- [Data entries]:
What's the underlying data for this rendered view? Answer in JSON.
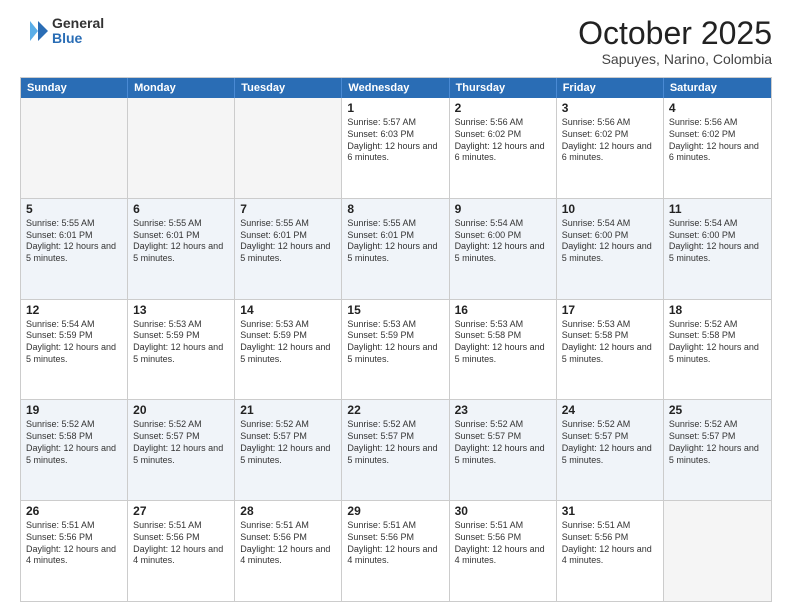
{
  "logo": {
    "general": "General",
    "blue": "Blue"
  },
  "header": {
    "month": "October 2025",
    "location": "Sapuyes, Narino, Colombia"
  },
  "days": [
    "Sunday",
    "Monday",
    "Tuesday",
    "Wednesday",
    "Thursday",
    "Friday",
    "Saturday"
  ],
  "rows": [
    [
      {
        "day": "",
        "text": ""
      },
      {
        "day": "",
        "text": ""
      },
      {
        "day": "",
        "text": ""
      },
      {
        "day": "1",
        "text": "Sunrise: 5:57 AM\nSunset: 6:03 PM\nDaylight: 12 hours and 6 minutes."
      },
      {
        "day": "2",
        "text": "Sunrise: 5:56 AM\nSunset: 6:02 PM\nDaylight: 12 hours and 6 minutes."
      },
      {
        "day": "3",
        "text": "Sunrise: 5:56 AM\nSunset: 6:02 PM\nDaylight: 12 hours and 6 minutes."
      },
      {
        "day": "4",
        "text": "Sunrise: 5:56 AM\nSunset: 6:02 PM\nDaylight: 12 hours and 6 minutes."
      }
    ],
    [
      {
        "day": "5",
        "text": "Sunrise: 5:55 AM\nSunset: 6:01 PM\nDaylight: 12 hours and 5 minutes."
      },
      {
        "day": "6",
        "text": "Sunrise: 5:55 AM\nSunset: 6:01 PM\nDaylight: 12 hours and 5 minutes."
      },
      {
        "day": "7",
        "text": "Sunrise: 5:55 AM\nSunset: 6:01 PM\nDaylight: 12 hours and 5 minutes."
      },
      {
        "day": "8",
        "text": "Sunrise: 5:55 AM\nSunset: 6:01 PM\nDaylight: 12 hours and 5 minutes."
      },
      {
        "day": "9",
        "text": "Sunrise: 5:54 AM\nSunset: 6:00 PM\nDaylight: 12 hours and 5 minutes."
      },
      {
        "day": "10",
        "text": "Sunrise: 5:54 AM\nSunset: 6:00 PM\nDaylight: 12 hours and 5 minutes."
      },
      {
        "day": "11",
        "text": "Sunrise: 5:54 AM\nSunset: 6:00 PM\nDaylight: 12 hours and 5 minutes."
      }
    ],
    [
      {
        "day": "12",
        "text": "Sunrise: 5:54 AM\nSunset: 5:59 PM\nDaylight: 12 hours and 5 minutes."
      },
      {
        "day": "13",
        "text": "Sunrise: 5:53 AM\nSunset: 5:59 PM\nDaylight: 12 hours and 5 minutes."
      },
      {
        "day": "14",
        "text": "Sunrise: 5:53 AM\nSunset: 5:59 PM\nDaylight: 12 hours and 5 minutes."
      },
      {
        "day": "15",
        "text": "Sunrise: 5:53 AM\nSunset: 5:59 PM\nDaylight: 12 hours and 5 minutes."
      },
      {
        "day": "16",
        "text": "Sunrise: 5:53 AM\nSunset: 5:58 PM\nDaylight: 12 hours and 5 minutes."
      },
      {
        "day": "17",
        "text": "Sunrise: 5:53 AM\nSunset: 5:58 PM\nDaylight: 12 hours and 5 minutes."
      },
      {
        "day": "18",
        "text": "Sunrise: 5:52 AM\nSunset: 5:58 PM\nDaylight: 12 hours and 5 minutes."
      }
    ],
    [
      {
        "day": "19",
        "text": "Sunrise: 5:52 AM\nSunset: 5:58 PM\nDaylight: 12 hours and 5 minutes."
      },
      {
        "day": "20",
        "text": "Sunrise: 5:52 AM\nSunset: 5:57 PM\nDaylight: 12 hours and 5 minutes."
      },
      {
        "day": "21",
        "text": "Sunrise: 5:52 AM\nSunset: 5:57 PM\nDaylight: 12 hours and 5 minutes."
      },
      {
        "day": "22",
        "text": "Sunrise: 5:52 AM\nSunset: 5:57 PM\nDaylight: 12 hours and 5 minutes."
      },
      {
        "day": "23",
        "text": "Sunrise: 5:52 AM\nSunset: 5:57 PM\nDaylight: 12 hours and 5 minutes."
      },
      {
        "day": "24",
        "text": "Sunrise: 5:52 AM\nSunset: 5:57 PM\nDaylight: 12 hours and 5 minutes."
      },
      {
        "day": "25",
        "text": "Sunrise: 5:52 AM\nSunset: 5:57 PM\nDaylight: 12 hours and 5 minutes."
      }
    ],
    [
      {
        "day": "26",
        "text": "Sunrise: 5:51 AM\nSunset: 5:56 PM\nDaylight: 12 hours and 4 minutes."
      },
      {
        "day": "27",
        "text": "Sunrise: 5:51 AM\nSunset: 5:56 PM\nDaylight: 12 hours and 4 minutes."
      },
      {
        "day": "28",
        "text": "Sunrise: 5:51 AM\nSunset: 5:56 PM\nDaylight: 12 hours and 4 minutes."
      },
      {
        "day": "29",
        "text": "Sunrise: 5:51 AM\nSunset: 5:56 PM\nDaylight: 12 hours and 4 minutes."
      },
      {
        "day": "30",
        "text": "Sunrise: 5:51 AM\nSunset: 5:56 PM\nDaylight: 12 hours and 4 minutes."
      },
      {
        "day": "31",
        "text": "Sunrise: 5:51 AM\nSunset: 5:56 PM\nDaylight: 12 hours and 4 minutes."
      },
      {
        "day": "",
        "text": ""
      }
    ]
  ]
}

- [Exercise description]:
Pictures in the records should not appear in your copy, but everything else must be transcribed exactly.

- [Reply to the exercise]:
What's the underlying data for this rendered view? Answer in JSON.
{
  "logo": {
    "general": "General",
    "blue": "Blue"
  },
  "header": {
    "month": "October 2025",
    "location": "Sapuyes, Narino, Colombia"
  },
  "days": [
    "Sunday",
    "Monday",
    "Tuesday",
    "Wednesday",
    "Thursday",
    "Friday",
    "Saturday"
  ],
  "rows": [
    [
      {
        "day": "",
        "text": ""
      },
      {
        "day": "",
        "text": ""
      },
      {
        "day": "",
        "text": ""
      },
      {
        "day": "1",
        "text": "Sunrise: 5:57 AM\nSunset: 6:03 PM\nDaylight: 12 hours and 6 minutes."
      },
      {
        "day": "2",
        "text": "Sunrise: 5:56 AM\nSunset: 6:02 PM\nDaylight: 12 hours and 6 minutes."
      },
      {
        "day": "3",
        "text": "Sunrise: 5:56 AM\nSunset: 6:02 PM\nDaylight: 12 hours and 6 minutes."
      },
      {
        "day": "4",
        "text": "Sunrise: 5:56 AM\nSunset: 6:02 PM\nDaylight: 12 hours and 6 minutes."
      }
    ],
    [
      {
        "day": "5",
        "text": "Sunrise: 5:55 AM\nSunset: 6:01 PM\nDaylight: 12 hours and 5 minutes."
      },
      {
        "day": "6",
        "text": "Sunrise: 5:55 AM\nSunset: 6:01 PM\nDaylight: 12 hours and 5 minutes."
      },
      {
        "day": "7",
        "text": "Sunrise: 5:55 AM\nSunset: 6:01 PM\nDaylight: 12 hours and 5 minutes."
      },
      {
        "day": "8",
        "text": "Sunrise: 5:55 AM\nSunset: 6:01 PM\nDaylight: 12 hours and 5 minutes."
      },
      {
        "day": "9",
        "text": "Sunrise: 5:54 AM\nSunset: 6:00 PM\nDaylight: 12 hours and 5 minutes."
      },
      {
        "day": "10",
        "text": "Sunrise: 5:54 AM\nSunset: 6:00 PM\nDaylight: 12 hours and 5 minutes."
      },
      {
        "day": "11",
        "text": "Sunrise: 5:54 AM\nSunset: 6:00 PM\nDaylight: 12 hours and 5 minutes."
      }
    ],
    [
      {
        "day": "12",
        "text": "Sunrise: 5:54 AM\nSunset: 5:59 PM\nDaylight: 12 hours and 5 minutes."
      },
      {
        "day": "13",
        "text": "Sunrise: 5:53 AM\nSunset: 5:59 PM\nDaylight: 12 hours and 5 minutes."
      },
      {
        "day": "14",
        "text": "Sunrise: 5:53 AM\nSunset: 5:59 PM\nDaylight: 12 hours and 5 minutes."
      },
      {
        "day": "15",
        "text": "Sunrise: 5:53 AM\nSunset: 5:59 PM\nDaylight: 12 hours and 5 minutes."
      },
      {
        "day": "16",
        "text": "Sunrise: 5:53 AM\nSunset: 5:58 PM\nDaylight: 12 hours and 5 minutes."
      },
      {
        "day": "17",
        "text": "Sunrise: 5:53 AM\nSunset: 5:58 PM\nDaylight: 12 hours and 5 minutes."
      },
      {
        "day": "18",
        "text": "Sunrise: 5:52 AM\nSunset: 5:58 PM\nDaylight: 12 hours and 5 minutes."
      }
    ],
    [
      {
        "day": "19",
        "text": "Sunrise: 5:52 AM\nSunset: 5:58 PM\nDaylight: 12 hours and 5 minutes."
      },
      {
        "day": "20",
        "text": "Sunrise: 5:52 AM\nSunset: 5:57 PM\nDaylight: 12 hours and 5 minutes."
      },
      {
        "day": "21",
        "text": "Sunrise: 5:52 AM\nSunset: 5:57 PM\nDaylight: 12 hours and 5 minutes."
      },
      {
        "day": "22",
        "text": "Sunrise: 5:52 AM\nSunset: 5:57 PM\nDaylight: 12 hours and 5 minutes."
      },
      {
        "day": "23",
        "text": "Sunrise: 5:52 AM\nSunset: 5:57 PM\nDaylight: 12 hours and 5 minutes."
      },
      {
        "day": "24",
        "text": "Sunrise: 5:52 AM\nSunset: 5:57 PM\nDaylight: 12 hours and 5 minutes."
      },
      {
        "day": "25",
        "text": "Sunrise: 5:52 AM\nSunset: 5:57 PM\nDaylight: 12 hours and 5 minutes."
      }
    ],
    [
      {
        "day": "26",
        "text": "Sunrise: 5:51 AM\nSunset: 5:56 PM\nDaylight: 12 hours and 4 minutes."
      },
      {
        "day": "27",
        "text": "Sunrise: 5:51 AM\nSunset: 5:56 PM\nDaylight: 12 hours and 4 minutes."
      },
      {
        "day": "28",
        "text": "Sunrise: 5:51 AM\nSunset: 5:56 PM\nDaylight: 12 hours and 4 minutes."
      },
      {
        "day": "29",
        "text": "Sunrise: 5:51 AM\nSunset: 5:56 PM\nDaylight: 12 hours and 4 minutes."
      },
      {
        "day": "30",
        "text": "Sunrise: 5:51 AM\nSunset: 5:56 PM\nDaylight: 12 hours and 4 minutes."
      },
      {
        "day": "31",
        "text": "Sunrise: 5:51 AM\nSunset: 5:56 PM\nDaylight: 12 hours and 4 minutes."
      },
      {
        "day": "",
        "text": ""
      }
    ]
  ]
}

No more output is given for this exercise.